▶ _DATA SHOWN_:
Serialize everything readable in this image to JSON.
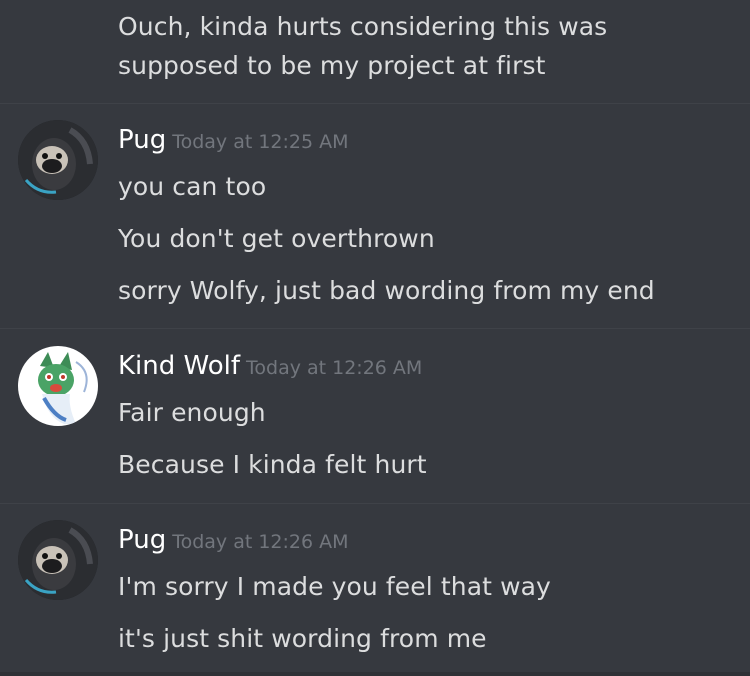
{
  "messages": {
    "m0": {
      "lines": [
        "Ouch, kinda hurts considering this was",
        "supposed to be my project at first"
      ]
    },
    "m1": {
      "author": "Pug",
      "timestamp": "Today at 12:25 AM",
      "avatar": "pug-avatar",
      "lines": [
        "you can too",
        "You don't get overthrown",
        "sorry Wolfy, just bad wording from my end"
      ]
    },
    "m2": {
      "author": "Kind Wolf",
      "timestamp": "Today at 12:26 AM",
      "avatar": "wolf-avatar",
      "lines": [
        "Fair enough",
        "Because I kinda felt hurt"
      ]
    },
    "m3": {
      "author": "Pug",
      "timestamp": "Today at 12:26 AM",
      "avatar": "pug-avatar",
      "lines": [
        "I'm sorry I made you feel that way",
        "it's just shit wording from me"
      ]
    }
  },
  "colors": {
    "background": "#36393f",
    "message_text": "#dcddde",
    "username": "#ffffff",
    "timestamp": "#72767d"
  }
}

▶ _WHAT THE TASK REQUIRES_:
Show all lines in the entries above where the string "this" appears.

▶ _EXERCISE ANSWER_:
Serialize everything readable in this image to JSON.
        "Ouch, kinda hurts considering this was",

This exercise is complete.